:: What needs to be done ::
Extract all data as written.

:: Data in this exercise ::
· · · ·

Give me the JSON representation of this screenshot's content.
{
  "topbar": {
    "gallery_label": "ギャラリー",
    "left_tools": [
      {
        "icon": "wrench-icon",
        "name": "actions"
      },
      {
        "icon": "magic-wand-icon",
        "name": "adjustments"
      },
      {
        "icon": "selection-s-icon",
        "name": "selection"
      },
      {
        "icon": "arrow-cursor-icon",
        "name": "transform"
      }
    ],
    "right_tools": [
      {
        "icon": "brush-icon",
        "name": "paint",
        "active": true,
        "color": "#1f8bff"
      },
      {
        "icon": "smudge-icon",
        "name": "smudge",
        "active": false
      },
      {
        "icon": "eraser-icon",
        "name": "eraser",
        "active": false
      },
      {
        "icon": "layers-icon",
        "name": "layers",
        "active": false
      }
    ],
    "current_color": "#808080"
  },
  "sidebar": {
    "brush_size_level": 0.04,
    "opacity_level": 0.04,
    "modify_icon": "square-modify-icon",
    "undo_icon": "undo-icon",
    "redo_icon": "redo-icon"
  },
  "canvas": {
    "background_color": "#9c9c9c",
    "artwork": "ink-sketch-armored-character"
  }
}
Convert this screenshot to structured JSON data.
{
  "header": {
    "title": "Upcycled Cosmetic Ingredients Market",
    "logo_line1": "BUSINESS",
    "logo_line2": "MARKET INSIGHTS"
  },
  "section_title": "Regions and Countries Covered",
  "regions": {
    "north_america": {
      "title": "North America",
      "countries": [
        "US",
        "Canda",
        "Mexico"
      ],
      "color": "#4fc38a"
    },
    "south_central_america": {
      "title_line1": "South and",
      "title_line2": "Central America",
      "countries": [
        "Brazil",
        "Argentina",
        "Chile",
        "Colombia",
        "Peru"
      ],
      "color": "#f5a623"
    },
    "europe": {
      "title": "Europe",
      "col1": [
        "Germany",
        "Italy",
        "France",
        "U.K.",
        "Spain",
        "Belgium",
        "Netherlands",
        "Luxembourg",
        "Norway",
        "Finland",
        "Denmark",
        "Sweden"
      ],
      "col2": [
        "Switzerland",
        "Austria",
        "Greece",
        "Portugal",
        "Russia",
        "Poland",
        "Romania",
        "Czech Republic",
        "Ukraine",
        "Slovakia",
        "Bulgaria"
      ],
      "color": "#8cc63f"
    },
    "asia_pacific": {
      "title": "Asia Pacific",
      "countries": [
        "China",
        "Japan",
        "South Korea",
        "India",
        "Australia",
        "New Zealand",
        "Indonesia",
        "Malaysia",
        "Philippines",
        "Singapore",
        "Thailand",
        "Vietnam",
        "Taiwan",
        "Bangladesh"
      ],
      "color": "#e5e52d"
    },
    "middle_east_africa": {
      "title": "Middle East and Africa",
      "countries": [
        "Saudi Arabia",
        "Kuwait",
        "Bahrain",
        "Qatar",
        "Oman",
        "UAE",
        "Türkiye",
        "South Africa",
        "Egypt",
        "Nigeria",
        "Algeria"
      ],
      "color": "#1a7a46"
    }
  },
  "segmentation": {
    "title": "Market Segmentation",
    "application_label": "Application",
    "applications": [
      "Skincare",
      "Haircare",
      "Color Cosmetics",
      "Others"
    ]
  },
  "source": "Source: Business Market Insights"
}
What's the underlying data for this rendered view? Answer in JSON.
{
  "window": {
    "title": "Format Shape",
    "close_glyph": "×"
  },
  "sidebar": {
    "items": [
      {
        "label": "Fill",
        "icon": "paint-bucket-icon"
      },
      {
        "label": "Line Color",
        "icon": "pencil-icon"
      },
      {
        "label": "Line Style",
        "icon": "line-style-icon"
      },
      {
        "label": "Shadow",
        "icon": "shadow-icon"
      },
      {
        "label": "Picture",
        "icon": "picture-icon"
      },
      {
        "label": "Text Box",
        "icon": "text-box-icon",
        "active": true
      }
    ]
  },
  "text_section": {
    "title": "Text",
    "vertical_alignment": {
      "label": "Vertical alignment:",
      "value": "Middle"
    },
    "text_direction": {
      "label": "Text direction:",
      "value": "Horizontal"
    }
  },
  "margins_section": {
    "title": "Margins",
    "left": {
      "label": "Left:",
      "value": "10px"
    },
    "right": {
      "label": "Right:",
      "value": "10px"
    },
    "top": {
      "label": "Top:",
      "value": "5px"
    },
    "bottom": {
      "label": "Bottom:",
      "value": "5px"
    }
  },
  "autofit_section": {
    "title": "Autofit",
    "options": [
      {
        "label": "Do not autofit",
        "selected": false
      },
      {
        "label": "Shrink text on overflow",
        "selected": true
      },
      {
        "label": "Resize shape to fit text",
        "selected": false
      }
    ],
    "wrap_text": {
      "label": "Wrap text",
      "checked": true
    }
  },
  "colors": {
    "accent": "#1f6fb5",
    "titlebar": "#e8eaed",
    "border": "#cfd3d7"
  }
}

· · · ·

:: The response ::
Give me the JSON representation of this screenshot's content.
{
  "topbar": {
    "gallery_label": "ギャラリー",
    "left_tools": [
      {
        "icon": "wrench-icon",
        "name": "actions"
      },
      {
        "icon": "magic-wand-icon",
        "name": "adjustments"
      },
      {
        "icon": "selection-s-icon",
        "name": "selection"
      },
      {
        "icon": "arrow-cursor-icon",
        "name": "transform"
      }
    ],
    "right_tools": [
      {
        "icon": "brush-icon",
        "name": "paint",
        "active": true,
        "color": "#1f8bff"
      },
      {
        "icon": "smudge-icon",
        "name": "smudge",
        "active": false
      },
      {
        "icon": "eraser-icon",
        "name": "eraser",
        "active": false
      },
      {
        "icon": "layers-icon",
        "name": "layers",
        "active": false
      }
    ],
    "current_color": "#808080"
  },
  "sidebar": {
    "brush_size_level": 0.04,
    "opacity_level": 0.04,
    "modify_icon": "square-modify-icon",
    "undo_icon": "undo-icon",
    "redo_icon": "redo-icon"
  },
  "canvas": {
    "background_color": "#9c9c9c",
    "artwork": "ink-sketch-armored-character"
  }
}
Convert this screenshot to structured JSON data.
{
  "header": {
    "title": "Upcycled Cosmetic Ingredients Market",
    "logo_line1": "BUSINESS",
    "logo_line2": "MARKET INSIGHTS"
  },
  "section_title": "Regions and Countries Covered",
  "regions": {
    "north_america": {
      "title": "North America",
      "countries": [
        "US",
        "Canda",
        "Mexico"
      ],
      "color": "#4fc38a"
    },
    "south_central_america": {
      "title_line1": "South and",
      "title_line2": "Central America",
      "countries": [
        "Brazil",
        "Argentina",
        "Chile",
        "Colombia",
        "Peru"
      ],
      "color": "#f5a623"
    },
    "europe": {
      "title": "Europe",
      "col1": [
        "Germany",
        "Italy",
        "France",
        "U.K.",
        "Spain",
        "Belgium",
        "Netherlands",
        "Luxembourg",
        "Norway",
        "Finland",
        "Denmark",
        "Sweden"
      ],
      "col2": [
        "Switzerland",
        "Austria",
        "Greece",
        "Portugal",
        "Russia",
        "Poland",
        "Romania",
        "Czech Republic",
        "Ukraine",
        "Slovakia",
        "Bulgaria"
      ],
      "color": "#8cc63f"
    },
    "asia_pacific": {
      "title": "Asia Pacific",
      "countries": [
        "China",
        "Japan",
        "South Korea",
        "India",
        "Australia",
        "New Zealand",
        "Indonesia",
        "Malaysia",
        "Philippines",
        "Singapore",
        "Thailand",
        "Vietnam",
        "Taiwan",
        "Bangladesh"
      ],
      "color": "#e5e52d"
    },
    "middle_east_africa": {
      "title": "Middle East and Africa",
      "countries": [
        "Saudi Arabia",
        "Kuwait",
        "Bahrain",
        "Qatar",
        "Oman",
        "UAE",
        "Türkiye",
        "South Africa",
        "Egypt",
        "Nigeria",
        "Algeria"
      ],
      "color": "#1a7a46"
    }
  },
  "segmentation": {
    "title": "Market Segmentation",
    "application_label": "Application",
    "applications": [
      "Skincare",
      "Haircare",
      "Color Cosmetics",
      "Others"
    ]
  },
  "source": "Source: Business Market Insights"
}
What's the underlying data for this rendered view? Answer in JSON.
{
  "window": {
    "title": "Format Shape",
    "close_glyph": "×"
  },
  "sidebar": {
    "items": [
      {
        "label": "Fill",
        "icon": "paint-bucket-icon"
      },
      {
        "label": "Line Color",
        "icon": "pencil-icon"
      },
      {
        "label": "Line Style",
        "icon": "line-style-icon"
      },
      {
        "label": "Shadow",
        "icon": "shadow-icon"
      },
      {
        "label": "Picture",
        "icon": "picture-icon"
      },
      {
        "label": "Text Box",
        "icon": "text-box-icon",
        "active": true
      }
    ]
  },
  "text_section": {
    "title": "Text",
    "vertical_alignment": {
      "label": "Vertical alignment:",
      "value": "Middle"
    },
    "text_direction": {
      "label": "Text direction:",
      "value": "Horizontal"
    }
  },
  "margins_section": {
    "title": "Margins",
    "left": {
      "label": "Left:",
      "value": "10px"
    },
    "right": {
      "label": "Right:",
      "value": "10px"
    },
    "top": {
      "label": "Top:",
      "value": "5px"
    },
    "bottom": {
      "label": "Bottom:",
      "value": "5px"
    }
  },
  "autofit_section": {
    "title": "Autofit",
    "options": [
      {
        "label": "Do not autofit",
        "selected": false
      },
      {
        "label": "Shrink text on overflow",
        "selected": true
      },
      {
        "label": "Resize shape to fit text",
        "selected": false
      }
    ],
    "wrap_text": {
      "label": "Wrap text",
      "checked": true
    }
  },
  "colors": {
    "accent": "#1f6fb5",
    "titlebar": "#e8eaed",
    "border": "#cfd3d7"
  }
}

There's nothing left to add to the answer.